*THE PROBLEM*
Copy each line from the records below that contains the string "item". Case counts.

** START OF EXERCISE MATERIAL **

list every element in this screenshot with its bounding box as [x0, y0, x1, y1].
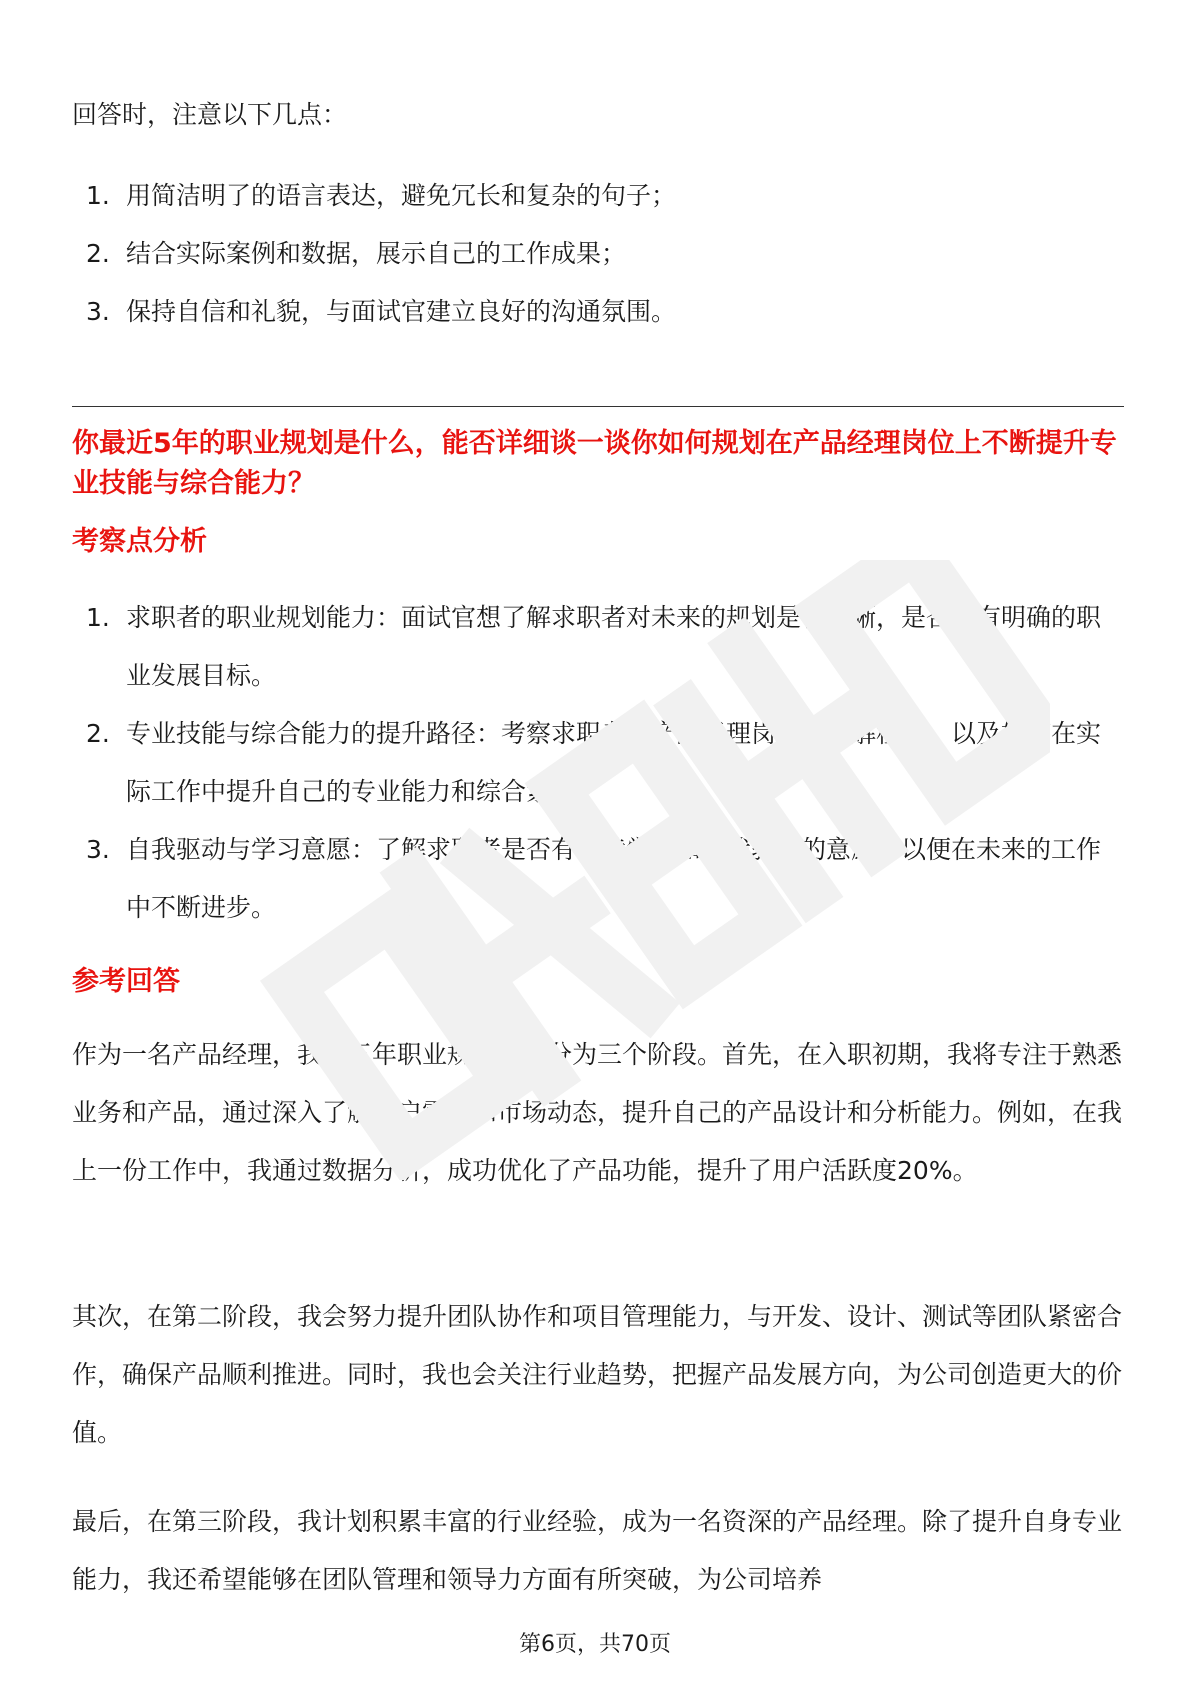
answer-paragraph-1: 作为一名产品经理，我的五年职业规划主要分为三个阶段。首先，在入职初期，我将专注于熟悉业务和产品，通过深入了解用户需求和市场动态，提升自己的产品设计和分析能力。例如，在我上一份工作中，我通过数据分析，成功优化了产品功能，提升了用户活跃度20%。: [72, 1040, 1123, 1185]
question-heading: 你最近5年的职业规划是什么，能否详细谈一谈你如何规划在产品经理岗位上不断提升专业技能与综合能力？: [72, 428, 1117, 499]
answer-paragraph-3: 最后，在第三阶段，我计划积累丰富的行业经验，成为一名资深的产品经理。除了提升自身专业能力，我还希望能够在团队管理和领导力方面有所突破，为公司培养: [72, 1507, 1123, 1594]
list-item: 1. 用简洁明了的语言表达，避免冗长和复杂的句子；: [86, 181, 677, 210]
analysis-title: 考察点分析: [72, 526, 207, 557]
analysis-list: [72, 589, 1122, 937]
page-number: 第6页，共70页: [519, 1632, 671, 1657]
section-divider: [72, 406, 1124, 407]
intro-list: [72, 167, 1122, 341]
answer-title: 参考回答: [72, 966, 180, 997]
intro-text: 回答时，注意以下几点：: [72, 100, 348, 129]
list-item: 3. 自我驱动与学习意愿：了解求职者是否有持续学习和自我驱动的意愿，以便在未来的工作中不断进步。: [86, 835, 1102, 922]
list-item: 3. 保持自信和礼貌，与面试官建立良好的沟通氛围。: [86, 297, 677, 326]
list-item: 2. 专业技能与综合能力的提升路径：考察求职者对产品经理岗位的理解程度，以及如何在实际工作中提升自己的专业能力和综合素质。: [86, 719, 1102, 806]
answer-paragraph-2: 其次，在第二阶段，我会努力提升团队协作和项目管理能力，与开发、设计、测试等团队紧密合作，确保产品顺利推进。同时，我也会关注行业趋势，把握产品发展方向，为公司创造更大的价值。: [72, 1302, 1123, 1447]
list-item: 2. 结合实际案例和数据，展示自己的工作成果；: [86, 239, 627, 268]
list-item: 1. 求职者的职业规划能力：面试官想了解求职者对未来的规划是否清晰，是否具有明确的职业发展目标。: [86, 603, 1102, 690]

** END OF EXERCISE MATERIAL **

*EXERCISE ANSWER*
list-item: 1. 用简洁明了的语言表达，避免冗长和复杂的句子；: [86, 181, 677, 210]
list-item: 3. 自我驱动与学习意愿：了解求职者是否有持续学习和自我驱动的意愿，以便在未来的工作中不断进步。: [86, 835, 1102, 922]
list-item: 3. 保持自信和礼貌，与面试官建立良好的沟通氛围。: [86, 297, 677, 326]
list-item: 2. 专业技能与综合能力的提升路径：考察求职者对产品经理岗位的理解程度，以及如何在实际工作中提升自己的专业能力和综合素质。: [86, 719, 1102, 806]
list-item: 2. 结合实际案例和数据，展示自己的工作成果；: [86, 239, 627, 268]
list-item: 1. 求职者的职业规划能力：面试官想了解求职者对未来的规划是否清晰，是否具有明确的职业发展目标。: [86, 603, 1102, 690]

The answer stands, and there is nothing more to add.